INSTRUCTIONS TO FOLLOW:
Write out all of the data exactly as it appears.

(Stored data entries)
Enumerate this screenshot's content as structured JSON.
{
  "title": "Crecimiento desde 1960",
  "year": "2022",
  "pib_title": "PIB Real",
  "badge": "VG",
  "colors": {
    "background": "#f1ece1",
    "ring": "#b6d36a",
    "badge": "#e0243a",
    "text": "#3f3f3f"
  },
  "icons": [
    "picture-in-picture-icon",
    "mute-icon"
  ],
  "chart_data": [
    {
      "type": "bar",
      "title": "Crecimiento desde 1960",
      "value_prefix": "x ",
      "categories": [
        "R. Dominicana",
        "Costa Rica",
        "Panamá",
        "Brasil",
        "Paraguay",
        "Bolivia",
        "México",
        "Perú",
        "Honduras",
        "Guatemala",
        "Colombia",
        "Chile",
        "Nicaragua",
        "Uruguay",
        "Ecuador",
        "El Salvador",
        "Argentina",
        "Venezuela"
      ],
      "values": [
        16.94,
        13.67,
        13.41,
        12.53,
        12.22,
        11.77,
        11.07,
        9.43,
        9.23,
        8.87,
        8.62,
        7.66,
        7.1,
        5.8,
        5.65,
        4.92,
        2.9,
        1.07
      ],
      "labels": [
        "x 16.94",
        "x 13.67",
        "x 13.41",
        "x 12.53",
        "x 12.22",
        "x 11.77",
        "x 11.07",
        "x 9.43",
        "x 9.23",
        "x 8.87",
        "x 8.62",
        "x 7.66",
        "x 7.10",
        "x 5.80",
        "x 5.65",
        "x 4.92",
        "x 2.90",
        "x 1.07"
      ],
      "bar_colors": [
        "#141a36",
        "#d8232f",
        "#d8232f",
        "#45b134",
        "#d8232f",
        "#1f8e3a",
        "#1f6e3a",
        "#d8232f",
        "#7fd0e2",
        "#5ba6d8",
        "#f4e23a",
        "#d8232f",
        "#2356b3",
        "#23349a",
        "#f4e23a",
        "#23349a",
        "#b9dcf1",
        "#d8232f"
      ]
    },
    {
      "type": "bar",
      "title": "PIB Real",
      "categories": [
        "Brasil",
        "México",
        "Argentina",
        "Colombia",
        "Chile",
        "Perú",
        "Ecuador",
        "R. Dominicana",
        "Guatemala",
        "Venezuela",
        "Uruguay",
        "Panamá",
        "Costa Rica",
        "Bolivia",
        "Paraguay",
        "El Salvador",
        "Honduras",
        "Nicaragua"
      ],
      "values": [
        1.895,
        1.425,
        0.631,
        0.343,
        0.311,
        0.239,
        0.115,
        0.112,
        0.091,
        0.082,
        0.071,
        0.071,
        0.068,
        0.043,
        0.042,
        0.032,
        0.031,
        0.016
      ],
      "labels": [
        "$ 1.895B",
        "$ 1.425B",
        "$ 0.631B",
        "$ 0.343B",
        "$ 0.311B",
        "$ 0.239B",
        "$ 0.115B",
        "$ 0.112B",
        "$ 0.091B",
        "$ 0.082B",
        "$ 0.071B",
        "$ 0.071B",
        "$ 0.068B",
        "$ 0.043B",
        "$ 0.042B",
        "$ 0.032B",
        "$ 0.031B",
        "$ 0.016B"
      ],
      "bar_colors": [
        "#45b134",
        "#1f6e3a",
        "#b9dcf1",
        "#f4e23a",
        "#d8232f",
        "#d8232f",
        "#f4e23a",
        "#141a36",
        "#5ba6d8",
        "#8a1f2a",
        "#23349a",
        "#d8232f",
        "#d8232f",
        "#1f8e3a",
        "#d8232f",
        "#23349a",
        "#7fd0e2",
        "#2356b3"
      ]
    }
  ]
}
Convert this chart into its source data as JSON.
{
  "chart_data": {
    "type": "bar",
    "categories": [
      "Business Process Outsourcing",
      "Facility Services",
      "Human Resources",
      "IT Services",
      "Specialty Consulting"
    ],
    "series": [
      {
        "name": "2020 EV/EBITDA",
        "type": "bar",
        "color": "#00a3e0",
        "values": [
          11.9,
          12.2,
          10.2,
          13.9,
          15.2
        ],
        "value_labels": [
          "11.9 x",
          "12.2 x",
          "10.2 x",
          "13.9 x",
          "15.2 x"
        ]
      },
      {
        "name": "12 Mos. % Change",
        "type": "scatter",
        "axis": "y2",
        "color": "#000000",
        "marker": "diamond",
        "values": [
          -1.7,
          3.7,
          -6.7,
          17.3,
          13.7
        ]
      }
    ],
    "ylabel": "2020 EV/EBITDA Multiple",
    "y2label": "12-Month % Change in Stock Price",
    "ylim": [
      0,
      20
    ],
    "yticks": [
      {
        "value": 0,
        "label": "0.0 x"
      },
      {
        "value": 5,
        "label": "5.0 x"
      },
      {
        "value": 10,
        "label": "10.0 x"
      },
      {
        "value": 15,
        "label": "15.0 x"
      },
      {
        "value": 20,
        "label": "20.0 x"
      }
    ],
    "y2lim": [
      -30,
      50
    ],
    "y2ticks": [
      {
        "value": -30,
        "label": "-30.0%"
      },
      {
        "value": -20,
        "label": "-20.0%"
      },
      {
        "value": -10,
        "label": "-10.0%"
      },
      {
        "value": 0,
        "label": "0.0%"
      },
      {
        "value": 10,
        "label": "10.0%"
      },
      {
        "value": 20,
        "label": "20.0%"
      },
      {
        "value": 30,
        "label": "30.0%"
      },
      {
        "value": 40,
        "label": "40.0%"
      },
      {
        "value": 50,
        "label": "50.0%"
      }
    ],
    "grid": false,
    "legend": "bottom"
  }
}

REPLY:
Enumerate this screenshot's content as structured JSON.
{
  "title": "Crecimiento desde 1960",
  "year": "2022",
  "pib_title": "PIB Real",
  "badge": "VG",
  "colors": {
    "background": "#f1ece1",
    "ring": "#b6d36a",
    "badge": "#e0243a",
    "text": "#3f3f3f"
  },
  "icons": [
    "picture-in-picture-icon",
    "mute-icon"
  ],
  "chart_data": [
    {
      "type": "bar",
      "title": "Crecimiento desde 1960",
      "value_prefix": "x ",
      "categories": [
        "R. Dominicana",
        "Costa Rica",
        "Panamá",
        "Brasil",
        "Paraguay",
        "Bolivia",
        "México",
        "Perú",
        "Honduras",
        "Guatemala",
        "Colombia",
        "Chile",
        "Nicaragua",
        "Uruguay",
        "Ecuador",
        "El Salvador",
        "Argentina",
        "Venezuela"
      ],
      "values": [
        16.94,
        13.67,
        13.41,
        12.53,
        12.22,
        11.77,
        11.07,
        9.43,
        9.23,
        8.87,
        8.62,
        7.66,
        7.1,
        5.8,
        5.65,
        4.92,
        2.9,
        1.07
      ],
      "labels": [
        "x 16.94",
        "x 13.67",
        "x 13.41",
        "x 12.53",
        "x 12.22",
        "x 11.77",
        "x 11.07",
        "x 9.43",
        "x 9.23",
        "x 8.87",
        "x 8.62",
        "x 7.66",
        "x 7.10",
        "x 5.80",
        "x 5.65",
        "x 4.92",
        "x 2.90",
        "x 1.07"
      ],
      "bar_colors": [
        "#141a36",
        "#d8232f",
        "#d8232f",
        "#45b134",
        "#d8232f",
        "#1f8e3a",
        "#1f6e3a",
        "#d8232f",
        "#7fd0e2",
        "#5ba6d8",
        "#f4e23a",
        "#d8232f",
        "#2356b3",
        "#23349a",
        "#f4e23a",
        "#23349a",
        "#b9dcf1",
        "#d8232f"
      ]
    },
    {
      "type": "bar",
      "title": "PIB Real",
      "categories": [
        "Brasil",
        "México",
        "Argentina",
        "Colombia",
        "Chile",
        "Perú",
        "Ecuador",
        "R. Dominicana",
        "Guatemala",
        "Venezuela",
        "Uruguay",
        "Panamá",
        "Costa Rica",
        "Bolivia",
        "Paraguay",
        "El Salvador",
        "Honduras",
        "Nicaragua"
      ],
      "values": [
        1.895,
        1.425,
        0.631,
        0.343,
        0.311,
        0.239,
        0.115,
        0.112,
        0.091,
        0.082,
        0.071,
        0.071,
        0.068,
        0.043,
        0.042,
        0.032,
        0.031,
        0.016
      ],
      "labels": [
        "$ 1.895B",
        "$ 1.425B",
        "$ 0.631B",
        "$ 0.343B",
        "$ 0.311B",
        "$ 0.239B",
        "$ 0.115B",
        "$ 0.112B",
        "$ 0.091B",
        "$ 0.082B",
        "$ 0.071B",
        "$ 0.071B",
        "$ 0.068B",
        "$ 0.043B",
        "$ 0.042B",
        "$ 0.032B",
        "$ 0.031B",
        "$ 0.016B"
      ],
      "bar_colors": [
        "#45b134",
        "#1f6e3a",
        "#b9dcf1",
        "#f4e23a",
        "#d8232f",
        "#d8232f",
        "#f4e23a",
        "#141a36",
        "#5ba6d8",
        "#8a1f2a",
        "#23349a",
        "#d8232f",
        "#d8232f",
        "#1f8e3a",
        "#d8232f",
        "#23349a",
        "#7fd0e2",
        "#2356b3"
      ]
    }
  ]
}
Convert this chart into its source data as JSON.
{
  "chart_data": {
    "type": "bar",
    "categories": [
      "Business Process Outsourcing",
      "Facility Services",
      "Human Resources",
      "IT Services",
      "Specialty Consulting"
    ],
    "series": [
      {
        "name": "2020 EV/EBITDA",
        "type": "bar",
        "color": "#00a3e0",
        "values": [
          11.9,
          12.2,
          10.2,
          13.9,
          15.2
        ],
        "value_labels": [
          "11.9 x",
          "12.2 x",
          "10.2 x",
          "13.9 x",
          "15.2 x"
        ]
      },
      {
        "name": "12 Mos. % Change",
        "type": "scatter",
        "axis": "y2",
        "color": "#000000",
        "marker": "diamond",
        "values": [
          -1.7,
          3.7,
          -6.7,
          17.3,
          13.7
        ]
      }
    ],
    "ylabel": "2020 EV/EBITDA Multiple",
    "y2label": "12-Month % Change in Stock Price",
    "ylim": [
      0,
      20
    ],
    "yticks": [
      {
        "value": 0,
        "label": "0.0 x"
      },
      {
        "value": 5,
        "label": "5.0 x"
      },
      {
        "value": 10,
        "label": "10.0 x"
      },
      {
        "value": 15,
        "label": "15.0 x"
      },
      {
        "value": 20,
        "label": "20.0 x"
      }
    ],
    "y2lim": [
      -30,
      50
    ],
    "y2ticks": [
      {
        "value": -30,
        "label": "-30.0%"
      },
      {
        "value": -20,
        "label": "-20.0%"
      },
      {
        "value": -10,
        "label": "-10.0%"
      },
      {
        "value": 0,
        "label": "0.0%"
      },
      {
        "value": 10,
        "label": "10.0%"
      },
      {
        "value": 20,
        "label": "20.0%"
      },
      {
        "value": 30,
        "label": "30.0%"
      },
      {
        "value": 40,
        "label": "40.0%"
      },
      {
        "value": 50,
        "label": "50.0%"
      }
    ],
    "grid": false,
    "legend": "bottom"
  }
}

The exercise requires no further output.